### DATA FOR THIS TASK ###

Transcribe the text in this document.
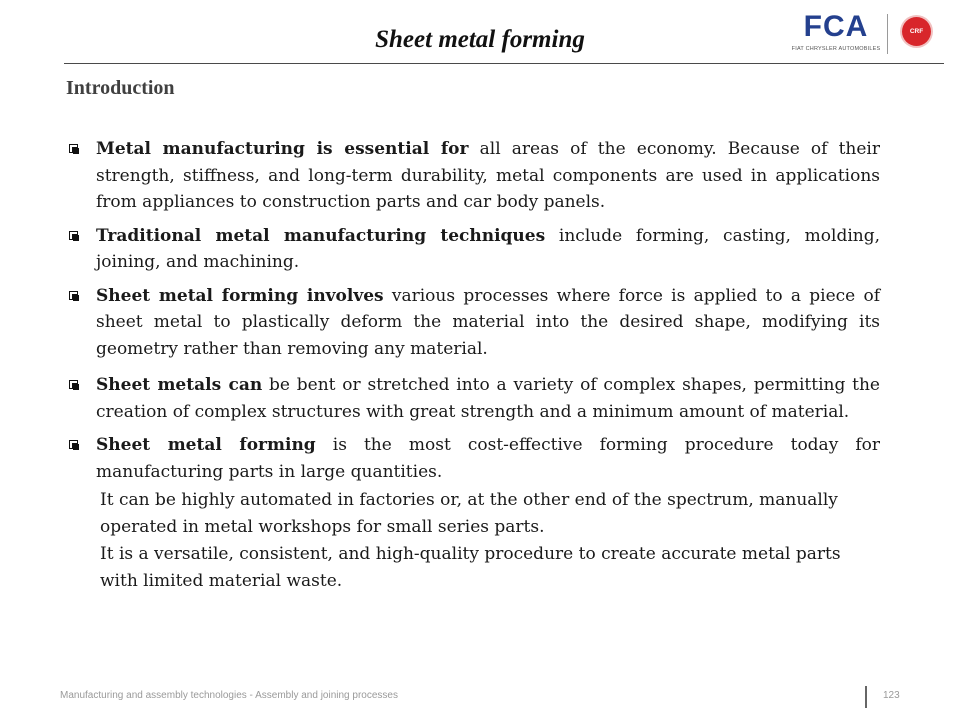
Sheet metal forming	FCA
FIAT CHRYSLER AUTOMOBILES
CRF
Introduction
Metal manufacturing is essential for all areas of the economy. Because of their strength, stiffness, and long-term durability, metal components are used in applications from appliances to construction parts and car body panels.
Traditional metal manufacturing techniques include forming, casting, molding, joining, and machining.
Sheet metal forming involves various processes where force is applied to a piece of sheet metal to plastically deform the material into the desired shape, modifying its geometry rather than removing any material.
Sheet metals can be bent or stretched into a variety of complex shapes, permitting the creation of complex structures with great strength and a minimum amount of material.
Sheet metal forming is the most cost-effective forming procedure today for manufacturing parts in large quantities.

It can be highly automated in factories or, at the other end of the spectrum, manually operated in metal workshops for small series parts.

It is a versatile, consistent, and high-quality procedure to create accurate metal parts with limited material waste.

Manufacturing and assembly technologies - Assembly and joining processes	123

###

PROBLEM TO SOLVE:
Skip the pictures and transcribe the rest of the records exactly.

FINAL RESULT:
Transcribe the text in this document.
Sheet metal forming	FCA
FIAT CHRYSLER AUTOMOBILES
CRF
Introduction
Metal manufacturing is essential for all areas of the economy. Because of their strength, stiffness, and long-term durability, metal components are used in applications from appliances to construction parts and car body panels.
Traditional metal manufacturing techniques include forming, casting, molding, joining, and machining.
Sheet metal forming involves various processes where force is applied to a piece of sheet metal to plastically deform the material into the desired shape, modifying its geometry rather than removing any material.
Sheet metals can be bent or stretched into a variety of complex shapes, permitting the creation of complex structures with great strength and a minimum amount of material.
Sheet metal forming is the most cost-effective forming procedure today for manufacturing parts in large quantities.

It can be highly automated in factories or, at the other end of the spectrum, manually operated in metal workshops for small series parts.

It is a versatile, consistent, and high-quality procedure to create accurate metal parts with limited material waste.

Manufacturing and assembly technologies - Assembly and joining processes	123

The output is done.